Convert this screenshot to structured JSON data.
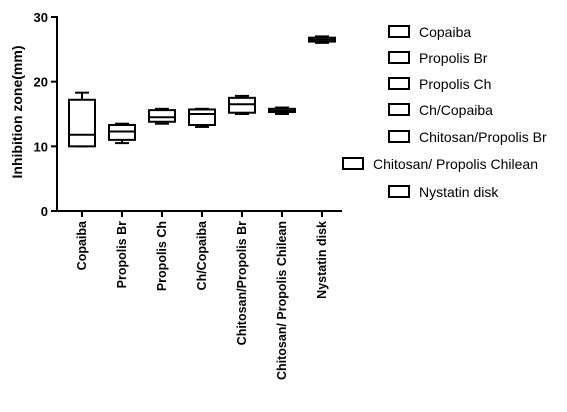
{
  "chart_data": {
    "type": "box",
    "ylabel": "Inhibition zone(mm)",
    "xlabel": "",
    "ylim": [
      0,
      30
    ],
    "yticks": [
      0,
      10,
      20,
      30
    ],
    "grid": false,
    "legend_position": "right",
    "categories": [
      "Copaiba",
      "Propolis Br",
      "Propolis Ch",
      "Ch/Copaiba",
      "Chitosan/Propolis Br",
      "Chitosan/ Propolis Chilean",
      "Nystatin disk"
    ],
    "series": [
      {
        "name": "Copaiba",
        "min": 10,
        "q1": 10,
        "median": 11.8,
        "q3": 17.2,
        "max": 18.3
      },
      {
        "name": "Propolis Br",
        "min": 10.5,
        "q1": 11,
        "median": 12.3,
        "q3": 13.3,
        "max": 13.5
      },
      {
        "name": "Propolis Ch",
        "min": 13.5,
        "q1": 13.8,
        "median": 14.5,
        "q3": 15.6,
        "max": 15.8
      },
      {
        "name": "Ch/Copaiba",
        "min": 13,
        "q1": 13.3,
        "median": 15,
        "q3": 15.7,
        "max": 15.8
      },
      {
        "name": "Chitosan/Propolis Br",
        "min": 15,
        "q1": 15.2,
        "median": 16.5,
        "q3": 17.5,
        "max": 17.8
      },
      {
        "name": "Chitosan/ Propolis Chilean",
        "min": 15,
        "q1": 15.3,
        "median": 15.5,
        "q3": 15.8,
        "max": 16
      },
      {
        "name": "Nystatin disk",
        "min": 26,
        "q1": 26.2,
        "median": 26.5,
        "q3": 26.8,
        "max": 27
      }
    ]
  }
}
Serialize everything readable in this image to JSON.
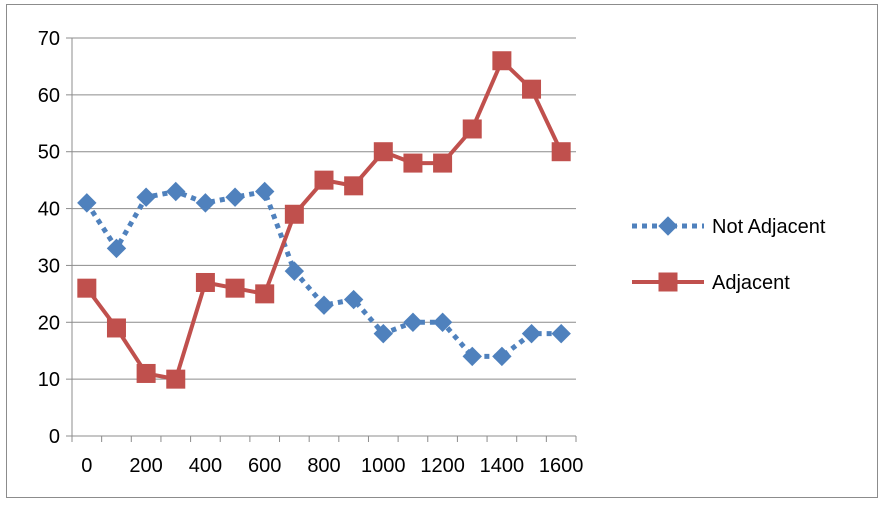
{
  "chart_data": {
    "type": "line",
    "title": "",
    "xlabel": "",
    "ylabel": "",
    "x": [
      0,
      100,
      200,
      300,
      400,
      500,
      600,
      700,
      800,
      900,
      1000,
      1100,
      1200,
      1300,
      1400,
      1500,
      1600
    ],
    "x_tick_labels": [
      "0",
      "200",
      "400",
      "600",
      "800",
      "1000",
      "1200",
      "1400",
      "1600"
    ],
    "y_tick_labels": [
      "0",
      "10",
      "20",
      "30",
      "40",
      "50",
      "60",
      "70"
    ],
    "ylim": [
      0,
      70
    ],
    "grid": "horizontal",
    "legend_position": "right",
    "series": [
      {
        "name": "Not Adjacent",
        "color": "#4f81bd",
        "line_style": "dotted",
        "marker": "diamond",
        "values": [
          41,
          33,
          42,
          43,
          41,
          42,
          43,
          29,
          23,
          24,
          18,
          20,
          20,
          14,
          14,
          18,
          18
        ]
      },
      {
        "name": "Adjacent",
        "color": "#c0504d",
        "line_style": "solid",
        "marker": "square",
        "values": [
          26,
          19,
          11,
          10,
          27,
          26,
          25,
          39,
          45,
          44,
          50,
          48,
          48,
          54,
          66,
          61,
          50
        ]
      }
    ]
  }
}
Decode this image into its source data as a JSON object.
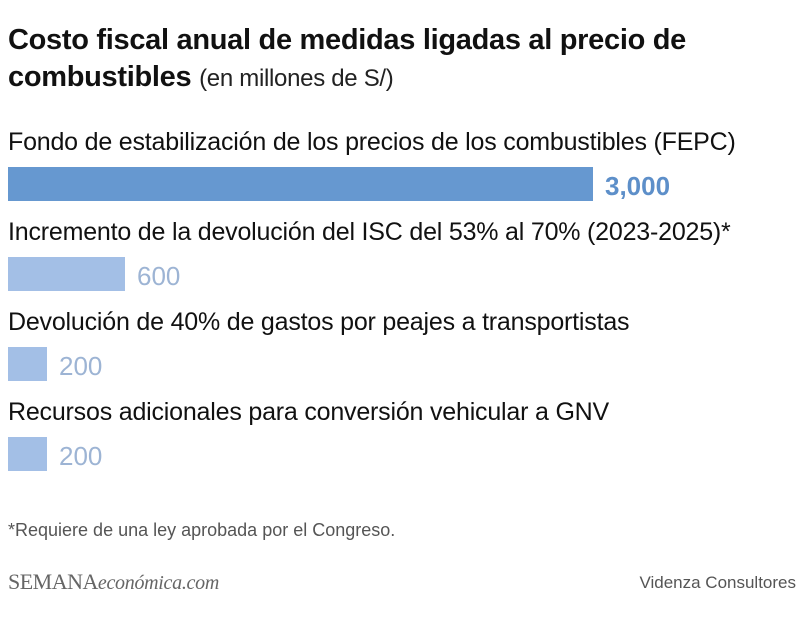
{
  "title": {
    "main": "Costo fiscal anual de medidas ligadas al precio de combustibles",
    "sub": "(en millones de S/)"
  },
  "chart_data": {
    "type": "bar",
    "orientation": "horizontal",
    "categories": [
      "Fondo de estabilización de los precios de los combustibles (FEPC)",
      "Incremento de la devolución del ISC del 53% al 70% (2023-2025)*",
      "Devolución de 40% de gastos por peajes a transportistas",
      "Recursos adicionales para conversión vehicular a GNV"
    ],
    "values": [
      3000,
      600,
      200,
      200
    ],
    "value_labels": [
      "3,000",
      "600",
      "200",
      "200"
    ],
    "xlim": [
      0,
      3000
    ],
    "colors": {
      "highlight_bar": "#6698d0",
      "highlight_label": "#5d8fc9",
      "bar": "#a3bfe6",
      "label": "#9db4d4"
    },
    "grid": false,
    "legend": "none"
  },
  "footnote": "*Requiere de una ley aprobada por el Congreso.",
  "logo": {
    "part1": "SEMANA",
    "part2": "económica.com"
  },
  "source": "Videnza Consultores"
}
***
## Goal
Omit every picture, and otherwise quote the entries exactly.

## Right answer
Convert this screenshot to structured JSON data.
{
  "chart_data": {
    "type": "box",
    "ylabel": "Inhibition zone(mm)",
    "xlabel": "",
    "ylim": [
      0,
      30
    ],
    "yticks": [
      0,
      10,
      20,
      30
    ],
    "grid": false,
    "legend_position": "right",
    "categories": [
      "Copaiba",
      "Propolis Br",
      "Propolis Ch",
      "Ch/Copaiba",
      "Chitosan/Propolis Br",
      "Chitosan/ Propolis Chilean",
      "Nystatin disk"
    ],
    "series": [
      {
        "name": "Copaiba",
        "min": 10,
        "q1": 10,
        "median": 11.8,
        "q3": 17.2,
        "max": 18.3
      },
      {
        "name": "Propolis Br",
        "min": 10.5,
        "q1": 11,
        "median": 12.3,
        "q3": 13.3,
        "max": 13.5
      },
      {
        "name": "Propolis Ch",
        "min": 13.5,
        "q1": 13.8,
        "median": 14.5,
        "q3": 15.6,
        "max": 15.8
      },
      {
        "name": "Ch/Copaiba",
        "min": 13,
        "q1": 13.3,
        "median": 15,
        "q3": 15.7,
        "max": 15.8
      },
      {
        "name": "Chitosan/Propolis Br",
        "min": 15,
        "q1": 15.2,
        "median": 16.5,
        "q3": 17.5,
        "max": 17.8
      },
      {
        "name": "Chitosan/ Propolis Chilean",
        "min": 15,
        "q1": 15.3,
        "median": 15.5,
        "q3": 15.8,
        "max": 16
      },
      {
        "name": "Nystatin disk",
        "min": 26,
        "q1": 26.2,
        "median": 26.5,
        "q3": 26.8,
        "max": 27
      }
    ]
  }
}
Serialize everything readable in this image to JSON.
{
  "chart_data": {
    "type": "line",
    "title": "",
    "xlabel": "",
    "ylabel": "",
    "x": [
      0,
      100,
      200,
      300,
      400,
      500,
      600,
      700,
      800,
      900,
      1000,
      1100,
      1200,
      1300,
      1400,
      1500,
      1600
    ],
    "x_tick_labels": [
      "0",
      "200",
      "400",
      "600",
      "800",
      "1000",
      "1200",
      "1400",
      "1600"
    ],
    "y_tick_labels": [
      "0",
      "10",
      "20",
      "30",
      "40",
      "50",
      "60",
      "70"
    ],
    "ylim": [
      0,
      70
    ],
    "grid": "horizontal",
    "legend_position": "right",
    "series": [
      {
        "name": "Not Adjacent",
        "color": "#4f81bd",
        "line_style": "dotted",
        "marker": "diamond",
        "values": [
          41,
          33,
          42,
          43,
          41,
          42,
          43,
          29,
          23,
          24,
          18,
          20,
          20,
          14,
          14,
          18,
          18
        ]
      },
      {
        "name": "Adjacent",
        "color": "#c0504d",
        "line_style": "solid",
        "marker": "square",
        "values": [
          26,
          19,
          11,
          10,
          27,
          26,
          25,
          39,
          45,
          44,
          50,
          48,
          48,
          54,
          66,
          61,
          50
        ]
      }
    ]
  }
}
Decode this image into its source data as a JSON object.
{
  "title": {
    "main": "Costo fiscal anual de medidas ligadas al precio de combustibles",
    "sub": "(en millones de S/)"
  },
  "chart_data": {
    "type": "bar",
    "orientation": "horizontal",
    "categories": [
      "Fondo de estabilización de los precios de los combustibles (FEPC)",
      "Incremento de la devolución del ISC del 53% al 70% (2023-2025)*",
      "Devolución de 40% de gastos por peajes a transportistas",
      "Recursos adicionales para conversión vehicular a GNV"
    ],
    "values": [
      3000,
      600,
      200,
      200
    ],
    "value_labels": [
      "3,000",
      "600",
      "200",
      "200"
    ],
    "xlim": [
      0,
      3000
    ],
    "colors": {
      "highlight_bar": "#6698d0",
      "highlight_label": "#5d8fc9",
      "bar": "#a3bfe6",
      "label": "#9db4d4"
    },
    "grid": false,
    "legend": "none"
  },
  "footnote": "*Requiere de una ley aprobada por el Congreso.",
  "logo": {
    "part1": "SEMANA",
    "part2": "económica.com"
  },
  "source": "Videnza Consultores"
}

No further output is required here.